In the material below, list every line carrying the string "JSON".

---------- Data for processing

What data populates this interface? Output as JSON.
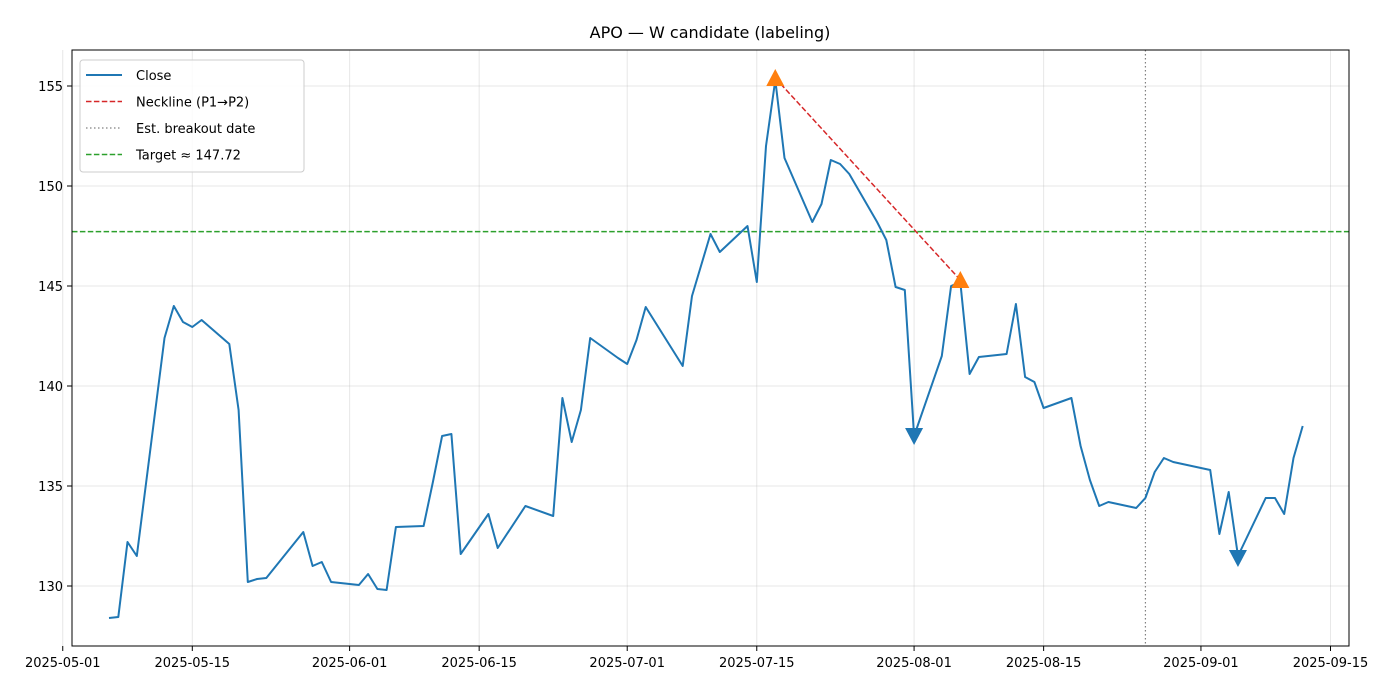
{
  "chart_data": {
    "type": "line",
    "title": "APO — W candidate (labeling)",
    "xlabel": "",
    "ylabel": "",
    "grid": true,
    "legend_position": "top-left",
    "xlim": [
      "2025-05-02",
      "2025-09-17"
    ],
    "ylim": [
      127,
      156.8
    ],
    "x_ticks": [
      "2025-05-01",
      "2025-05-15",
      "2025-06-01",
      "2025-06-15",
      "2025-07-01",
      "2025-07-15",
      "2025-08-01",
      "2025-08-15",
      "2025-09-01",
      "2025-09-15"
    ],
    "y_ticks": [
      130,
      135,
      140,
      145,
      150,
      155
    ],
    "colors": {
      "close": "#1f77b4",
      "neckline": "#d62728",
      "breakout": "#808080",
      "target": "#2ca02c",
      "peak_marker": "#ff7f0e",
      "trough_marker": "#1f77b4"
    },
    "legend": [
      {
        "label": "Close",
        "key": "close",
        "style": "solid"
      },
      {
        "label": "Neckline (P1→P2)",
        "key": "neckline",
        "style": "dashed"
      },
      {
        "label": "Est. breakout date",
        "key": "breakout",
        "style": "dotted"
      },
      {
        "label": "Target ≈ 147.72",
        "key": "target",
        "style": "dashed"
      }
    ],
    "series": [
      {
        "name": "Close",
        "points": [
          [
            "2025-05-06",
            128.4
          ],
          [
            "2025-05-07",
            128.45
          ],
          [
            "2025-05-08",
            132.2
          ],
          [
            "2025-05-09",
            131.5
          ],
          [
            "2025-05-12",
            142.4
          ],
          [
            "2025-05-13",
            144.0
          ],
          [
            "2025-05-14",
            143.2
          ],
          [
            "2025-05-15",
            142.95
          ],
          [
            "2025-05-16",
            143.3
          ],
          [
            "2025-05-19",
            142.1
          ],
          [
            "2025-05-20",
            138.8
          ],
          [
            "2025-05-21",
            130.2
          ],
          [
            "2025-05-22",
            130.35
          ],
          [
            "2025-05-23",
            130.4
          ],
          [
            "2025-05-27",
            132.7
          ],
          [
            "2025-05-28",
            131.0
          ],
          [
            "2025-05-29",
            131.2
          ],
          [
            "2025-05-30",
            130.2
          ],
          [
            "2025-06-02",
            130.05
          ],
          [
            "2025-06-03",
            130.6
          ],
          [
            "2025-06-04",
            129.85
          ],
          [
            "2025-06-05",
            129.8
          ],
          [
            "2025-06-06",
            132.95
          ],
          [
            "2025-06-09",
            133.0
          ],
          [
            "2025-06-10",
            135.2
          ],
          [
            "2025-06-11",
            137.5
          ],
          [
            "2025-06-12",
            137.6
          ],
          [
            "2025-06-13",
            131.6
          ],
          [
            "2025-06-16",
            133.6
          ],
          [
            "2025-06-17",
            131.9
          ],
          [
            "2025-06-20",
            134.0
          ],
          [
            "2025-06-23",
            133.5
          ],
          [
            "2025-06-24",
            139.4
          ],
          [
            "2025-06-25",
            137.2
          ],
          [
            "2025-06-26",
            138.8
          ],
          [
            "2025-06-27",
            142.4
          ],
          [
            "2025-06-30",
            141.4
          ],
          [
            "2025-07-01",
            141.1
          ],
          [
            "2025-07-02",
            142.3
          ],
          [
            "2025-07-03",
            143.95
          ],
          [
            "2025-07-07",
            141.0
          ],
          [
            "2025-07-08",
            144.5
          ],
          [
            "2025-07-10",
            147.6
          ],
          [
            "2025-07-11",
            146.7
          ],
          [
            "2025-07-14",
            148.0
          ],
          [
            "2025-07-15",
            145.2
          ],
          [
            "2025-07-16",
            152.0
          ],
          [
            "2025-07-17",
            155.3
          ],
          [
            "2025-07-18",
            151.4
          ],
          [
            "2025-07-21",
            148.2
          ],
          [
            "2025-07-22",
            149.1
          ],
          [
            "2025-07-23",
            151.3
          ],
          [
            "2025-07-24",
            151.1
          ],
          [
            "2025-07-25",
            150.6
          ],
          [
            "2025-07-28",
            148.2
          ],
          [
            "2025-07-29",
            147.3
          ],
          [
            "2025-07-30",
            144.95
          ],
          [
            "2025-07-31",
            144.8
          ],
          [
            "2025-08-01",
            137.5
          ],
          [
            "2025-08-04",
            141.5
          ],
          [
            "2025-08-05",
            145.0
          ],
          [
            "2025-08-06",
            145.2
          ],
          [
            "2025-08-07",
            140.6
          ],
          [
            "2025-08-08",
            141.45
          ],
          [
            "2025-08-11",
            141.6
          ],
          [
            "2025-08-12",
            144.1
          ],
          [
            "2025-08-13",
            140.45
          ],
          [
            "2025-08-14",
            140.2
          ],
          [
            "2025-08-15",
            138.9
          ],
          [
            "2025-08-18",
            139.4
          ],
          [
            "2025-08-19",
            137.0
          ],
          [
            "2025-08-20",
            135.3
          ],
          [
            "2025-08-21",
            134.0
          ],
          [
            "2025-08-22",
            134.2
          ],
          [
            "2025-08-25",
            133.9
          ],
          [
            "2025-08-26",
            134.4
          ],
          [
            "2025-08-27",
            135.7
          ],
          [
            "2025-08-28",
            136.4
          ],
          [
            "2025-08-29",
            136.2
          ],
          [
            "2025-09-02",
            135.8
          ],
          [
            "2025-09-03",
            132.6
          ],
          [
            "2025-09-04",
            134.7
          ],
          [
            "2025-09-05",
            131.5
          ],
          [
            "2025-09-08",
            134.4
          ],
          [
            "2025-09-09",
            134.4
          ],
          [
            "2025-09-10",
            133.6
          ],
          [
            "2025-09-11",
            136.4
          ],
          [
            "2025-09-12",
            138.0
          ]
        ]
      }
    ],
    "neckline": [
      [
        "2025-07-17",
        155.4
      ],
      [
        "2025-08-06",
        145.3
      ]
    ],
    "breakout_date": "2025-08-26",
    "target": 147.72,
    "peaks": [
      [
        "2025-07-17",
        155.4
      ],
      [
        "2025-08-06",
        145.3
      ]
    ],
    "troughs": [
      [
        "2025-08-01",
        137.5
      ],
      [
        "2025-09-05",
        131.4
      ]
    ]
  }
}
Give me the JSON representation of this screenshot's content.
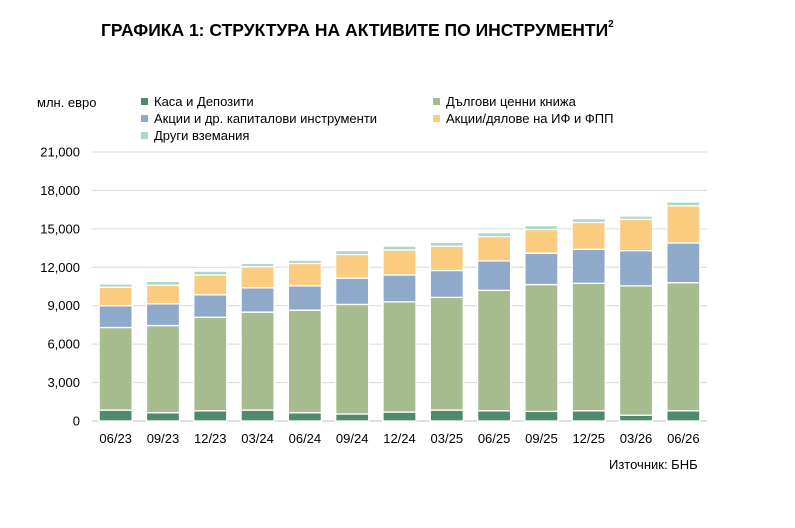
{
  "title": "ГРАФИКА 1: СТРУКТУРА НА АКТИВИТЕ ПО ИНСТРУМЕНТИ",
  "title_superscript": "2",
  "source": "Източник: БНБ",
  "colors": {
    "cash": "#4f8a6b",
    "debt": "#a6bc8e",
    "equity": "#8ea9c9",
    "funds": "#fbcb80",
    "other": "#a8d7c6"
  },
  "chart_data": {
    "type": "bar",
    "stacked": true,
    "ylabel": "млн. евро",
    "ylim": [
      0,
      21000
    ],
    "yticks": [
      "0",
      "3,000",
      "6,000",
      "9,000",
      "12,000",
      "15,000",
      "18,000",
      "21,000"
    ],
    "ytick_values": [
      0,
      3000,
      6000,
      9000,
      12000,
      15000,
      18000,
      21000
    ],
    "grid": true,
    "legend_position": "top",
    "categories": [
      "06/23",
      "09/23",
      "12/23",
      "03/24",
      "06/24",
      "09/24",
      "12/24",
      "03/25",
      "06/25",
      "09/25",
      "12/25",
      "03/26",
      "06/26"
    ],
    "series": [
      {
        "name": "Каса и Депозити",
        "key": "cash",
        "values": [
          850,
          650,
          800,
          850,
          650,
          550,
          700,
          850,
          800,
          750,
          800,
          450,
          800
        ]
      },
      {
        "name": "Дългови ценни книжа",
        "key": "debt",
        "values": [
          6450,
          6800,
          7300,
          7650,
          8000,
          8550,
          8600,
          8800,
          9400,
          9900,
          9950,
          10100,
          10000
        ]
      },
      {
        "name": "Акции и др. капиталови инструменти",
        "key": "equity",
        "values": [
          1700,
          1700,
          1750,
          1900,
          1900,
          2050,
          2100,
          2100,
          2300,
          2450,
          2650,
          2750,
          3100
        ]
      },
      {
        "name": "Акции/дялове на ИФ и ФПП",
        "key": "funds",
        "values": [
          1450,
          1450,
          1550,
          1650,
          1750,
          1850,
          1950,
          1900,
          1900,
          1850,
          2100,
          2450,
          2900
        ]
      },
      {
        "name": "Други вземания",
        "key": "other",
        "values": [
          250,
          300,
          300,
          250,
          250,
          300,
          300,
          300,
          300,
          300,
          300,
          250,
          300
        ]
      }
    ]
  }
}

--------------------

▶ [Result for this task]:
What data populates this interface? Output as JSON.
Give me the JSON representation of this screenshot's content.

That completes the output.